Stored items
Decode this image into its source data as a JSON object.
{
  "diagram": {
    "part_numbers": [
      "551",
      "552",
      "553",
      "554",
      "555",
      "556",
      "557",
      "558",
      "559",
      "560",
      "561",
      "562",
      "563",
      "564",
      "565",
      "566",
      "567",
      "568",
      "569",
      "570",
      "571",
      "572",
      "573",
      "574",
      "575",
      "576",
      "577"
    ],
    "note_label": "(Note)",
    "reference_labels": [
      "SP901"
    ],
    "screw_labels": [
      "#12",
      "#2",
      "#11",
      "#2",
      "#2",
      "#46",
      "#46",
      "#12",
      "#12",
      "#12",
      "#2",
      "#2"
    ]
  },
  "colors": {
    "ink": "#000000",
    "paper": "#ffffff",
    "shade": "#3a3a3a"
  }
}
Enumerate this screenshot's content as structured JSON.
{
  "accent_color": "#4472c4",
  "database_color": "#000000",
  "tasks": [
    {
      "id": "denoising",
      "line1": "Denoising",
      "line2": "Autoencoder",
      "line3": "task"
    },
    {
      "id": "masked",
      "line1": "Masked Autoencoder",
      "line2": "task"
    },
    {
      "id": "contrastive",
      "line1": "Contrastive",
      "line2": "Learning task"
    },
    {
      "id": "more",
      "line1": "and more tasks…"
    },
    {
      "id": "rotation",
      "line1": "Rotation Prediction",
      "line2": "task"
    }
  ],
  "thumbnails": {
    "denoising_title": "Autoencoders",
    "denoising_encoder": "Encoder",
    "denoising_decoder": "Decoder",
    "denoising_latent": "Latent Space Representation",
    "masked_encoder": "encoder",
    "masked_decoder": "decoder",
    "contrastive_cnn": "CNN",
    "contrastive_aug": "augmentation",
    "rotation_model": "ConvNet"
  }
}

- What this task involves -
Write out all of the records above exactly as they appear.

- Correct answer -
Decode this image into its source data as a JSON object.
{
  "diagram": {
    "part_numbers": [
      "551",
      "552",
      "553",
      "554",
      "555",
      "556",
      "557",
      "558",
      "559",
      "560",
      "561",
      "562",
      "563",
      "564",
      "565",
      "566",
      "567",
      "568",
      "569",
      "570",
      "571",
      "572",
      "573",
      "574",
      "575",
      "576",
      "577"
    ],
    "note_label": "(Note)",
    "reference_labels": [
      "SP901"
    ],
    "screw_labels": [
      "#12",
      "#2",
      "#11",
      "#2",
      "#2",
      "#46",
      "#46",
      "#12",
      "#12",
      "#12",
      "#2",
      "#2"
    ]
  },
  "colors": {
    "ink": "#000000",
    "paper": "#ffffff",
    "shade": "#3a3a3a"
  }
}
Enumerate this screenshot's content as structured JSON.
{
  "accent_color": "#4472c4",
  "database_color": "#000000",
  "tasks": [
    {
      "id": "denoising",
      "line1": "Denoising",
      "line2": "Autoencoder",
      "line3": "task"
    },
    {
      "id": "masked",
      "line1": "Masked Autoencoder",
      "line2": "task"
    },
    {
      "id": "contrastive",
      "line1": "Contrastive",
      "line2": "Learning task"
    },
    {
      "id": "more",
      "line1": "and more tasks…"
    },
    {
      "id": "rotation",
      "line1": "Rotation Prediction",
      "line2": "task"
    }
  ],
  "thumbnails": {
    "denoising_title": "Autoencoders",
    "denoising_encoder": "Encoder",
    "denoising_decoder": "Decoder",
    "denoising_latent": "Latent Space Representation",
    "masked_encoder": "encoder",
    "masked_decoder": "decoder",
    "contrastive_cnn": "CNN",
    "contrastive_aug": "augmentation",
    "rotation_model": "ConvNet"
  }
}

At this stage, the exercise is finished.